* [Exercise prompt]: Present the following entries again, word for word and in full.

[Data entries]
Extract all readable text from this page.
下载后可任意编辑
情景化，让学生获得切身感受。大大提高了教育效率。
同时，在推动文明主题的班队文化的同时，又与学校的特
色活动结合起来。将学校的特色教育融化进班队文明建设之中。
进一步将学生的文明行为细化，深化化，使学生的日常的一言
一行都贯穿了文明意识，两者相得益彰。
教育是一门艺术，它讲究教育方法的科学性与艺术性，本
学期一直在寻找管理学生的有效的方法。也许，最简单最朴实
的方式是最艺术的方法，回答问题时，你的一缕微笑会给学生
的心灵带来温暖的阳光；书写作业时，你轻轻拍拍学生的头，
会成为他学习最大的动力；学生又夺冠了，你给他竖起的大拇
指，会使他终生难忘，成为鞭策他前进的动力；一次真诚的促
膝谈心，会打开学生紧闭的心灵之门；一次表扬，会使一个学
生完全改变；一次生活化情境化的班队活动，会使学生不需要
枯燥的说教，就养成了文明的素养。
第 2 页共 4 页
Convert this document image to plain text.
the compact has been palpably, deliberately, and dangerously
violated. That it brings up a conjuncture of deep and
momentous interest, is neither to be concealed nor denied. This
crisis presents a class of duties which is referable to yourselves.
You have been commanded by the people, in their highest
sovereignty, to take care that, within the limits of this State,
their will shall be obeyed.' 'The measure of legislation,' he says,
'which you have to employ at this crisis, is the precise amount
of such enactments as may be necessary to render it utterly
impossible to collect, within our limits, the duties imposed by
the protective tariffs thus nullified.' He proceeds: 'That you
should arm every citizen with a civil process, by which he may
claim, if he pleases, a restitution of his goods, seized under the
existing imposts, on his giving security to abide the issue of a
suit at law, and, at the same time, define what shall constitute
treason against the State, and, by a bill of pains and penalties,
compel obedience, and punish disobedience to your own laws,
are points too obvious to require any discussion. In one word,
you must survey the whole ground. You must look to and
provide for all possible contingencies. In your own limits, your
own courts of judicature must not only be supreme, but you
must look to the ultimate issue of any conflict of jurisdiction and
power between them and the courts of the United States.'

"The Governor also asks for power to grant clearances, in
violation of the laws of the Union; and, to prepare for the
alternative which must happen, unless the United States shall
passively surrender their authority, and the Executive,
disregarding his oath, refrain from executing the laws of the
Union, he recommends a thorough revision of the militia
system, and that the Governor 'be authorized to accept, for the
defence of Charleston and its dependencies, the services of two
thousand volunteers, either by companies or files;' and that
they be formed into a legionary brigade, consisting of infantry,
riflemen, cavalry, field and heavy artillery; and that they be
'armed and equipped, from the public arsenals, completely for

* [Exercise solution]:
Extract all readable text from this page.
下载后可任意编辑
情景化，让学生获得切身感受。大大提高了教育效率。
同时，在推动文明主题的班队文化的同时，又与学校的特
色活动结合起来。将学校的特色教育融化进班队文明建设之中。
进一步将学生的文明行为细化，深化化，使学生的日常的一言
一行都贯穿了文明意识，两者相得益彰。
教育是一门艺术，它讲究教育方法的科学性与艺术性，本
学期一直在寻找管理学生的有效的方法。也许，最简单最朴实
的方式是最艺术的方法，回答问题时，你的一缕微笑会给学生
的心灵带来温暖的阳光；书写作业时，你轻轻拍拍学生的头，
会成为他学习最大的动力；学生又夺冠了，你给他竖起的大拇
指，会使他终生难忘，成为鞭策他前进的动力；一次真诚的促
膝谈心，会打开学生紧闭的心灵之门；一次表扬，会使一个学
生完全改变；一次生活化情境化的班队活动，会使学生不需要
枯燥的说教，就养成了文明的素养。
第 2 页共 4 页
Convert this document image to plain text.
the compact has been palpably, deliberately, and dangerously
violated. That it brings up a conjuncture of deep and
momentous interest, is neither to be concealed nor denied. This
crisis presents a class of duties which is referable to yourselves.
You have been commanded by the people, in their highest
sovereignty, to take care that, within the limits of this State,
their will shall be obeyed.' 'The measure of legislation,' he says,
'which you have to employ at this crisis, is the precise amount
of such enactments as may be necessary to render it utterly
impossible to collect, within our limits, the duties imposed by
the protective tariffs thus nullified.' He proceeds: 'That you
should arm every citizen with a civil process, by which he may
claim, if he pleases, a restitution of his goods, seized under the
existing imposts, on his giving security to abide the issue of a
suit at law, and, at the same time, define what shall constitute
treason against the State, and, by a bill of pains and penalties,
compel obedience, and punish disobedience to your own laws,
are points too obvious to require any discussion. In one word,
you must survey the whole ground. You must look to and
provide for all possible contingencies. In your own limits, your
own courts of judicature must not only be supreme, but you
must look to the ultimate issue of any conflict of jurisdiction and
power between them and the courts of the United States.'

"The Governor also asks for power to grant clearances, in
violation of the laws of the Union; and, to prepare for the
alternative which must happen, unless the United States shall
passively surrender their authority, and the Executive,
disregarding his oath, refrain from executing the laws of the
Union, he recommends a thorough revision of the militia
system, and that the Governor 'be authorized to accept, for the
defence of Charleston and its dependencies, the services of two
thousand volunteers, either by companies or files;' and that
they be formed into a legionary brigade, consisting of infantry,
riflemen, cavalry, field and heavy artillery; and that they be
'armed and equipped, from the public arsenals, completely for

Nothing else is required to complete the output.